Extract every line from the entries below and repeat each one without any change.

Layout element annotations
-- BEGIN --

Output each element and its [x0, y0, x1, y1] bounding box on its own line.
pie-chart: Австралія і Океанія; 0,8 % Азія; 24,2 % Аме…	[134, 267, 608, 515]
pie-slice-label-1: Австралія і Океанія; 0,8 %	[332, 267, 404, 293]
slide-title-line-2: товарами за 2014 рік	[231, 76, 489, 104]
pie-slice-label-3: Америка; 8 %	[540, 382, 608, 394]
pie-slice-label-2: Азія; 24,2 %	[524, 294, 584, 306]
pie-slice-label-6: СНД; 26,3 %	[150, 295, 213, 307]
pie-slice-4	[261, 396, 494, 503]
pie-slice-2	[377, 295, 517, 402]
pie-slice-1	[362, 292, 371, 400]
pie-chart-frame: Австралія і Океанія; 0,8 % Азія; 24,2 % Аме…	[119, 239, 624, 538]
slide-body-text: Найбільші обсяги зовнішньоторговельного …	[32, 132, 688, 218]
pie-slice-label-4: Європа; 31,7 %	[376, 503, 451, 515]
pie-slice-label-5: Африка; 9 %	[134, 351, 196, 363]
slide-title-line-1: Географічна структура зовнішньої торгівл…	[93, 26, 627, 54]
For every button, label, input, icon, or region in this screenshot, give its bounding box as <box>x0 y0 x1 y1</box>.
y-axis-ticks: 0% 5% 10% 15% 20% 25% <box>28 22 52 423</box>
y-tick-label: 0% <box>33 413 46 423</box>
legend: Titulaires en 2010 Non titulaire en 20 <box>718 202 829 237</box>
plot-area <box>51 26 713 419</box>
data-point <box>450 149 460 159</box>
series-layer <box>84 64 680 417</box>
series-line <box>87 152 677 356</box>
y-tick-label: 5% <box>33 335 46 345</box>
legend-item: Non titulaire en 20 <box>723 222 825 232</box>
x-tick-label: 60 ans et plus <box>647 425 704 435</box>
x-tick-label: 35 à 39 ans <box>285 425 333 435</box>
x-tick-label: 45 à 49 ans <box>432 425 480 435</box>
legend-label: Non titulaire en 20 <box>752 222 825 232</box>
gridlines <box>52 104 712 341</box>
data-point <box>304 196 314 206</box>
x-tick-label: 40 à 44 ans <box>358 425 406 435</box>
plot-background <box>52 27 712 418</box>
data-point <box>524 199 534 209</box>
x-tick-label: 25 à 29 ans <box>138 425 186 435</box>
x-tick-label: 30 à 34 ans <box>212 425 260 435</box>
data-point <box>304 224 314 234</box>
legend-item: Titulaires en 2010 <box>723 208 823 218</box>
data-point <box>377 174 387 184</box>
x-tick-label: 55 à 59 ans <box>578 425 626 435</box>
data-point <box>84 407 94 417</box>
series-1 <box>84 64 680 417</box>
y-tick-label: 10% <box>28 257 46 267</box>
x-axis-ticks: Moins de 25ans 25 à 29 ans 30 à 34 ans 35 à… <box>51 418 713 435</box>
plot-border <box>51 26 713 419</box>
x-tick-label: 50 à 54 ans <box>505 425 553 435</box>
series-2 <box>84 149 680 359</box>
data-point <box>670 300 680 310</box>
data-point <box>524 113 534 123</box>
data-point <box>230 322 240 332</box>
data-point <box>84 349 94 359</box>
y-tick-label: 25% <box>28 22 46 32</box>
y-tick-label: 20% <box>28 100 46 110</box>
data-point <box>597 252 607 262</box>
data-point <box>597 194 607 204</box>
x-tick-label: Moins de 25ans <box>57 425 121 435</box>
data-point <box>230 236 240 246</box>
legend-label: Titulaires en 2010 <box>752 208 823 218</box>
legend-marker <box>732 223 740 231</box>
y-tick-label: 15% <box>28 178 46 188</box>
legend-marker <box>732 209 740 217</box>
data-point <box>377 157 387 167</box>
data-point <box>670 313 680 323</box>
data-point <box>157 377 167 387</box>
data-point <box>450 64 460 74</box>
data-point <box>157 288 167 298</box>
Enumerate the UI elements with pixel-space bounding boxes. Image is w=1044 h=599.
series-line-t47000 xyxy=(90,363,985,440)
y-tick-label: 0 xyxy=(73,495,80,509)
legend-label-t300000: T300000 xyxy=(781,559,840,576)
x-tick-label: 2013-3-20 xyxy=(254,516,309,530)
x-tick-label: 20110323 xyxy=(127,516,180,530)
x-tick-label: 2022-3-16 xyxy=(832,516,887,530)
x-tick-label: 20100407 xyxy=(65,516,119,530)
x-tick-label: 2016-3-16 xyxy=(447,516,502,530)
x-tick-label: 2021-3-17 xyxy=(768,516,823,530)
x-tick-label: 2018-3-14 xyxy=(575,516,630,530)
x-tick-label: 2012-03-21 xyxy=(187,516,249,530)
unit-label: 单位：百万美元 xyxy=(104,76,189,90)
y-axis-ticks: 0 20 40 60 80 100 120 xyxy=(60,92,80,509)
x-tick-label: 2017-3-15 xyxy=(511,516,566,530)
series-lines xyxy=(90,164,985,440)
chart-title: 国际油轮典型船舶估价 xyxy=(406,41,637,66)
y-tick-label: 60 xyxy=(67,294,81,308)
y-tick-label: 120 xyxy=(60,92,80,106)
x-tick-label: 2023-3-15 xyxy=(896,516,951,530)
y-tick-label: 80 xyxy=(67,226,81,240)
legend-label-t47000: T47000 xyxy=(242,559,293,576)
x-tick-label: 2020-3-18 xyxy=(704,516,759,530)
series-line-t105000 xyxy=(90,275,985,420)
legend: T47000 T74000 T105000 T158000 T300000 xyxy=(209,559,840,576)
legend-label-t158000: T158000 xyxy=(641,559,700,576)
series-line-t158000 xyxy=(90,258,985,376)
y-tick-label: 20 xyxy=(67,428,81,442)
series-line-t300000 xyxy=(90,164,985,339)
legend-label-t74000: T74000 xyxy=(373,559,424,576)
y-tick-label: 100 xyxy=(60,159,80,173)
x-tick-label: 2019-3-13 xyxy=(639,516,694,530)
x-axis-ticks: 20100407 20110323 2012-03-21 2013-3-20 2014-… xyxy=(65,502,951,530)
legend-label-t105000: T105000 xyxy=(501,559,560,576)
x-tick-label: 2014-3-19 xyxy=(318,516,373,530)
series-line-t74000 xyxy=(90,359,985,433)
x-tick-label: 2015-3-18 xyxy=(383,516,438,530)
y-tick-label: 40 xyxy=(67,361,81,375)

-- END --

# The solution:
Output each element and its [x0, y0, x1, y1] bounding box on its own line.
pie-chart: Австралія і Океанія; 0,8 % Азія; 24,2 % Аме…	[134, 267, 608, 515]
pie-slice-label-1: Австралія і Океанія; 0,8 %	[332, 267, 404, 293]
slide-title-line-2: товарами за 2014 рік	[231, 76, 489, 104]
pie-slice-label-3: Америка; 8 %	[540, 382, 608, 394]
pie-slice-label-2: Азія; 24,2 %	[524, 294, 584, 306]
pie-slice-label-6: СНД; 26,3 %	[150, 295, 213, 307]
pie-slice-4	[261, 396, 494, 503]
pie-slice-2	[377, 295, 517, 402]
pie-slice-1	[362, 292, 371, 400]
pie-chart-frame: Австралія і Океанія; 0,8 % Азія; 24,2 % Аме…	[119, 239, 624, 538]
slide-body-text: Найбільші обсяги зовнішньоторговельного …	[32, 132, 688, 218]
pie-slice-label-4: Європа; 31,7 %	[376, 503, 451, 515]
pie-slice-label-5: Африка; 9 %	[134, 351, 196, 363]
slide-title-line-1: Географічна структура зовнішньої торгівл…	[93, 26, 627, 54]
For every button, label, input, icon, or region in this screenshot, give its bounding box as <box>x0 y0 x1 y1</box>.
y-axis-ticks: 0% 5% 10% 15% 20% 25% <box>28 22 52 423</box>
y-tick-label: 0% <box>33 413 46 423</box>
legend: Titulaires en 2010 Non titulaire en 20 <box>718 202 829 237</box>
plot-area <box>51 26 713 419</box>
data-point <box>450 149 460 159</box>
series-layer <box>84 64 680 417</box>
series-line <box>87 152 677 356</box>
y-tick-label: 5% <box>33 335 46 345</box>
legend-item: Non titulaire en 20 <box>723 222 825 232</box>
x-tick-label: 60 ans et plus <box>647 425 704 435</box>
x-tick-label: 35 à 39 ans <box>285 425 333 435</box>
x-tick-label: 45 à 49 ans <box>432 425 480 435</box>
legend-label: Non titulaire en 20 <box>752 222 825 232</box>
gridlines <box>52 104 712 341</box>
data-point <box>304 196 314 206</box>
x-tick-label: 40 à 44 ans <box>358 425 406 435</box>
plot-background <box>52 27 712 418</box>
data-point <box>524 199 534 209</box>
x-tick-label: 25 à 29 ans <box>138 425 186 435</box>
x-tick-label: 30 à 34 ans <box>212 425 260 435</box>
data-point <box>304 224 314 234</box>
legend-item: Titulaires en 2010 <box>723 208 823 218</box>
data-point <box>377 174 387 184</box>
x-tick-label: 55 à 59 ans <box>578 425 626 435</box>
data-point <box>84 407 94 417</box>
series-1 <box>84 64 680 417</box>
y-tick-label: 10% <box>28 257 46 267</box>
x-axis-ticks: Moins de 25ans 25 à 29 ans 30 à 34 ans 35 à… <box>51 418 713 435</box>
plot-border <box>51 26 713 419</box>
x-tick-label: 50 à 54 ans <box>505 425 553 435</box>
series-2 <box>84 149 680 359</box>
data-point <box>670 300 680 310</box>
data-point <box>524 113 534 123</box>
data-point <box>230 322 240 332</box>
data-point <box>84 349 94 359</box>
y-tick-label: 25% <box>28 22 46 32</box>
y-tick-label: 20% <box>28 100 46 110</box>
data-point <box>597 252 607 262</box>
data-point <box>597 194 607 204</box>
x-tick-label: Moins de 25ans <box>57 425 121 435</box>
data-point <box>230 236 240 246</box>
legend-label: Titulaires en 2010 <box>752 208 823 218</box>
legend-marker <box>732 223 740 231</box>
y-tick-label: 15% <box>28 178 46 188</box>
legend-marker <box>732 209 740 217</box>
data-point <box>377 157 387 167</box>
data-point <box>670 313 680 323</box>
data-point <box>157 377 167 387</box>
data-point <box>450 64 460 74</box>
data-point <box>157 288 167 298</box>
Enumerate the UI elements with pixel-space bounding boxes. Image is w=1044 h=599.
series-line-t47000 xyxy=(90,363,985,440)
y-tick-label: 0 xyxy=(73,495,80,509)
legend-label-t300000: T300000 xyxy=(781,559,840,576)
x-tick-label: 2013-3-20 xyxy=(254,516,309,530)
x-tick-label: 20110323 xyxy=(127,516,180,530)
x-tick-label: 2022-3-16 xyxy=(832,516,887,530)
x-tick-label: 20100407 xyxy=(65,516,119,530)
x-tick-label: 2016-3-16 xyxy=(447,516,502,530)
x-tick-label: 2021-3-17 xyxy=(768,516,823,530)
x-tick-label: 2018-3-14 xyxy=(575,516,630,530)
x-tick-label: 2012-03-21 xyxy=(187,516,249,530)
unit-label: 单位：百万美元 xyxy=(104,76,189,90)
y-axis-ticks: 0 20 40 60 80 100 120 xyxy=(60,92,80,509)
x-tick-label: 2017-3-15 xyxy=(511,516,566,530)
series-lines xyxy=(90,164,985,440)
chart-title: 国际油轮典型船舶估价 xyxy=(406,41,637,66)
y-tick-label: 60 xyxy=(67,294,81,308)
y-tick-label: 120 xyxy=(60,92,80,106)
x-tick-label: 2023-3-15 xyxy=(896,516,951,530)
y-tick-label: 80 xyxy=(67,226,81,240)
legend-label-t47000: T47000 xyxy=(242,559,293,576)
x-tick-label: 2020-3-18 xyxy=(704,516,759,530)
series-line-t105000 xyxy=(90,275,985,420)
legend: T47000 T74000 T105000 T158000 T300000 xyxy=(209,559,840,576)
legend-label-t158000: T158000 xyxy=(641,559,700,576)
series-line-t158000 xyxy=(90,258,985,376)
y-tick-label: 20 xyxy=(67,428,81,442)
series-line-t300000 xyxy=(90,164,985,339)
legend-label-t74000: T74000 xyxy=(373,559,424,576)
y-tick-label: 100 xyxy=(60,159,80,173)
x-tick-label: 2019-3-13 xyxy=(639,516,694,530)
x-axis-ticks: 20100407 20110323 2012-03-21 2013-3-20 2014-… xyxy=(65,502,951,530)
legend-label-t105000: T105000 xyxy=(501,559,560,576)
x-tick-label: 2014-3-19 xyxy=(318,516,373,530)
series-line-t74000 xyxy=(90,359,985,433)
x-tick-label: 2015-3-18 xyxy=(383,516,438,530)
y-tick-label: 40 xyxy=(67,361,81,375)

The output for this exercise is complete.